[Provided data]
--- --- ---

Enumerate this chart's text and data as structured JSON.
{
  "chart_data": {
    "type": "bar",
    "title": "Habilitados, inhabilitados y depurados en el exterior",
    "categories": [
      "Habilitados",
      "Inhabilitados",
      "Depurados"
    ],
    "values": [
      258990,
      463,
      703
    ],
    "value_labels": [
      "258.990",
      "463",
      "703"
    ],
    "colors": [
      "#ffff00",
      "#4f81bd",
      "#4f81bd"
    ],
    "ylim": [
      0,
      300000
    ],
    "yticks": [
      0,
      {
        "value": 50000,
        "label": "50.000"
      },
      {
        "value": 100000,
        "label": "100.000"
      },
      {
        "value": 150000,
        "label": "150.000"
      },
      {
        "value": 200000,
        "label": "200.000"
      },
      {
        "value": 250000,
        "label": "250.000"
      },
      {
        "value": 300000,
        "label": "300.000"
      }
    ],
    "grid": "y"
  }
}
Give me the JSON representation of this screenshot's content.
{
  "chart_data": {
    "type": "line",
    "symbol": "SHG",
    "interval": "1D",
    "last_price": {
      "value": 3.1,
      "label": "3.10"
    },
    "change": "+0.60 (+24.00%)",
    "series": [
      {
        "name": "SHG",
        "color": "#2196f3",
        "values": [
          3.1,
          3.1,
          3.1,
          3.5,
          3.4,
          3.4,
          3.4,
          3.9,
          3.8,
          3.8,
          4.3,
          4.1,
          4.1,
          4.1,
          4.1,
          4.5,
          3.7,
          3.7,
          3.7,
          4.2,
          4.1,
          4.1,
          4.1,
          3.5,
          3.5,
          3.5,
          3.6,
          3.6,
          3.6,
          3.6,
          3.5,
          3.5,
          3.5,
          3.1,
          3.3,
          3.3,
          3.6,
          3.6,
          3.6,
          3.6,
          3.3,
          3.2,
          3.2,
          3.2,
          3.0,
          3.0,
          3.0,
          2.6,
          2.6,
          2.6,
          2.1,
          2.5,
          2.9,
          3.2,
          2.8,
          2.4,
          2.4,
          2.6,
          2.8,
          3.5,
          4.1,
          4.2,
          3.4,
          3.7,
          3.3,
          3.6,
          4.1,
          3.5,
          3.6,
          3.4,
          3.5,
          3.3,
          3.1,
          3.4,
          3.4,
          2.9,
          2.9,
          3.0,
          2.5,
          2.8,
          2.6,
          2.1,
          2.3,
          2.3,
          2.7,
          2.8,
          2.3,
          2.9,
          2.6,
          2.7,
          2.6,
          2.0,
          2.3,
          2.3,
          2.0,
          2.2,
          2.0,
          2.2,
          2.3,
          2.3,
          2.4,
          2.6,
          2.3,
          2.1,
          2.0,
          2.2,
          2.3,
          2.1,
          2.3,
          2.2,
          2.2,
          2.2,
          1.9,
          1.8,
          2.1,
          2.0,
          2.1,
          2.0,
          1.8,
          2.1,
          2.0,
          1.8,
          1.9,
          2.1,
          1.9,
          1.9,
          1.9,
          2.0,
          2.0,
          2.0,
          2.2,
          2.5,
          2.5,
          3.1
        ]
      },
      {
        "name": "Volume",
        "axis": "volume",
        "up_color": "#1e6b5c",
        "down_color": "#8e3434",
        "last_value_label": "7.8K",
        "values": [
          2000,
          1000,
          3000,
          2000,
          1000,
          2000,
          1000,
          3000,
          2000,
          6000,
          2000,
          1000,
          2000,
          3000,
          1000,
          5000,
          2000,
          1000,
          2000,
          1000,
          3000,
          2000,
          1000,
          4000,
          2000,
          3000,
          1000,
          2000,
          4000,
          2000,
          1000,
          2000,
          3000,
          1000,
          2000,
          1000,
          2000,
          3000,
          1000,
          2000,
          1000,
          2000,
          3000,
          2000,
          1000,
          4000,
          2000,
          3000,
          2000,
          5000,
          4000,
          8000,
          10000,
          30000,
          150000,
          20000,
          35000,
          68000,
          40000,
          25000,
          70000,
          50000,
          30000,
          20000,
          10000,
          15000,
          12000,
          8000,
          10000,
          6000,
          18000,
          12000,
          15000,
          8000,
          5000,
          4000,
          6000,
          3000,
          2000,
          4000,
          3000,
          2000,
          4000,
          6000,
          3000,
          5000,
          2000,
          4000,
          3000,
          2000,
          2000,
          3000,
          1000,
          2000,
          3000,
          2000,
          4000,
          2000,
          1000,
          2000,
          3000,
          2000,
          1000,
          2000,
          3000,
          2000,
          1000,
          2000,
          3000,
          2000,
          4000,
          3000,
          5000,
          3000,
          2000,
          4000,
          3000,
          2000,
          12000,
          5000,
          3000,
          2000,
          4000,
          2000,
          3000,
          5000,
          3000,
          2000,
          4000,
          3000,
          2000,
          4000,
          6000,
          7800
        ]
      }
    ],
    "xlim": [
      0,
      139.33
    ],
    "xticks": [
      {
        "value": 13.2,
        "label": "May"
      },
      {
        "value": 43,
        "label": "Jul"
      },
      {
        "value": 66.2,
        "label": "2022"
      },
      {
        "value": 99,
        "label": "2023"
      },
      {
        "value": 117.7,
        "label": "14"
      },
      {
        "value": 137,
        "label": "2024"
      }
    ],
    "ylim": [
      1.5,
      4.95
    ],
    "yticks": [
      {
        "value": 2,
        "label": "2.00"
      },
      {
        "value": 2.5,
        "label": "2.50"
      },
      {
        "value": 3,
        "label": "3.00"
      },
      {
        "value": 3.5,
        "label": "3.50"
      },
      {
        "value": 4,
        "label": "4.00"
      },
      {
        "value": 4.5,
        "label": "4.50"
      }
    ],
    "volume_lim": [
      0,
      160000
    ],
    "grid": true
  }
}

--- --- ---

[Given instruction]
Copy each line of the data exactly, leaving nothing out.

[Worked solution]
Enumerate this chart's text and data as structured JSON.
{
  "chart_data": {
    "type": "bar",
    "title": "Habilitados, inhabilitados y depurados en el exterior",
    "categories": [
      "Habilitados",
      "Inhabilitados",
      "Depurados"
    ],
    "values": [
      258990,
      463,
      703
    ],
    "value_labels": [
      "258.990",
      "463",
      "703"
    ],
    "colors": [
      "#ffff00",
      "#4f81bd",
      "#4f81bd"
    ],
    "ylim": [
      0,
      300000
    ],
    "yticks": [
      0,
      {
        "value": 50000,
        "label": "50.000"
      },
      {
        "value": 100000,
        "label": "100.000"
      },
      {
        "value": 150000,
        "label": "150.000"
      },
      {
        "value": 200000,
        "label": "200.000"
      },
      {
        "value": 250000,
        "label": "250.000"
      },
      {
        "value": 300000,
        "label": "300.000"
      }
    ],
    "grid": "y"
  }
}
Give me the JSON representation of this screenshot's content.
{
  "chart_data": {
    "type": "line",
    "symbol": "SHG",
    "interval": "1D",
    "last_price": {
      "value": 3.1,
      "label": "3.10"
    },
    "change": "+0.60 (+24.00%)",
    "series": [
      {
        "name": "SHG",
        "color": "#2196f3",
        "values": [
          3.1,
          3.1,
          3.1,
          3.5,
          3.4,
          3.4,
          3.4,
          3.9,
          3.8,
          3.8,
          4.3,
          4.1,
          4.1,
          4.1,
          4.1,
          4.5,
          3.7,
          3.7,
          3.7,
          4.2,
          4.1,
          4.1,
          4.1,
          3.5,
          3.5,
          3.5,
          3.6,
          3.6,
          3.6,
          3.6,
          3.5,
          3.5,
          3.5,
          3.1,
          3.3,
          3.3,
          3.6,
          3.6,
          3.6,
          3.6,
          3.3,
          3.2,
          3.2,
          3.2,
          3.0,
          3.0,
          3.0,
          2.6,
          2.6,
          2.6,
          2.1,
          2.5,
          2.9,
          3.2,
          2.8,
          2.4,
          2.4,
          2.6,
          2.8,
          3.5,
          4.1,
          4.2,
          3.4,
          3.7,
          3.3,
          3.6,
          4.1,
          3.5,
          3.6,
          3.4,
          3.5,
          3.3,
          3.1,
          3.4,
          3.4,
          2.9,
          2.9,
          3.0,
          2.5,
          2.8,
          2.6,
          2.1,
          2.3,
          2.3,
          2.7,
          2.8,
          2.3,
          2.9,
          2.6,
          2.7,
          2.6,
          2.0,
          2.3,
          2.3,
          2.0,
          2.2,
          2.0,
          2.2,
          2.3,
          2.3,
          2.4,
          2.6,
          2.3,
          2.1,
          2.0,
          2.2,
          2.3,
          2.1,
          2.3,
          2.2,
          2.2,
          2.2,
          1.9,
          1.8,
          2.1,
          2.0,
          2.1,
          2.0,
          1.8,
          2.1,
          2.0,
          1.8,
          1.9,
          2.1,
          1.9,
          1.9,
          1.9,
          2.0,
          2.0,
          2.0,
          2.2,
          2.5,
          2.5,
          3.1
        ]
      },
      {
        "name": "Volume",
        "axis": "volume",
        "up_color": "#1e6b5c",
        "down_color": "#8e3434",
        "last_value_label": "7.8K",
        "values": [
          2000,
          1000,
          3000,
          2000,
          1000,
          2000,
          1000,
          3000,
          2000,
          6000,
          2000,
          1000,
          2000,
          3000,
          1000,
          5000,
          2000,
          1000,
          2000,
          1000,
          3000,
          2000,
          1000,
          4000,
          2000,
          3000,
          1000,
          2000,
          4000,
          2000,
          1000,
          2000,
          3000,
          1000,
          2000,
          1000,
          2000,
          3000,
          1000,
          2000,
          1000,
          2000,
          3000,
          2000,
          1000,
          4000,
          2000,
          3000,
          2000,
          5000,
          4000,
          8000,
          10000,
          30000,
          150000,
          20000,
          35000,
          68000,
          40000,
          25000,
          70000,
          50000,
          30000,
          20000,
          10000,
          15000,
          12000,
          8000,
          10000,
          6000,
          18000,
          12000,
          15000,
          8000,
          5000,
          4000,
          6000,
          3000,
          2000,
          4000,
          3000,
          2000,
          4000,
          6000,
          3000,
          5000,
          2000,
          4000,
          3000,
          2000,
          2000,
          3000,
          1000,
          2000,
          3000,
          2000,
          4000,
          2000,
          1000,
          2000,
          3000,
          2000,
          1000,
          2000,
          3000,
          2000,
          1000,
          2000,
          3000,
          2000,
          4000,
          3000,
          5000,
          3000,
          2000,
          4000,
          3000,
          2000,
          12000,
          5000,
          3000,
          2000,
          4000,
          2000,
          3000,
          5000,
          3000,
          2000,
          4000,
          3000,
          2000,
          4000,
          6000,
          7800
        ]
      }
    ],
    "xlim": [
      0,
      139.33
    ],
    "xticks": [
      {
        "value": 13.2,
        "label": "May"
      },
      {
        "value": 43,
        "label": "Jul"
      },
      {
        "value": 66.2,
        "label": "2022"
      },
      {
        "value": 99,
        "label": "2023"
      },
      {
        "value": 117.7,
        "label": "14"
      },
      {
        "value": 137,
        "label": "2024"
      }
    ],
    "ylim": [
      1.5,
      4.95
    ],
    "yticks": [
      {
        "value": 2,
        "label": "2.00"
      },
      {
        "value": 2.5,
        "label": "2.50"
      },
      {
        "value": 3,
        "label": "3.00"
      },
      {
        "value": 3.5,
        "label": "3.50"
      },
      {
        "value": 4,
        "label": "4.00"
      },
      {
        "value": 4.5,
        "label": "4.50"
      }
    ],
    "volume_lim": [
      0,
      160000
    ],
    "grid": true
  }
}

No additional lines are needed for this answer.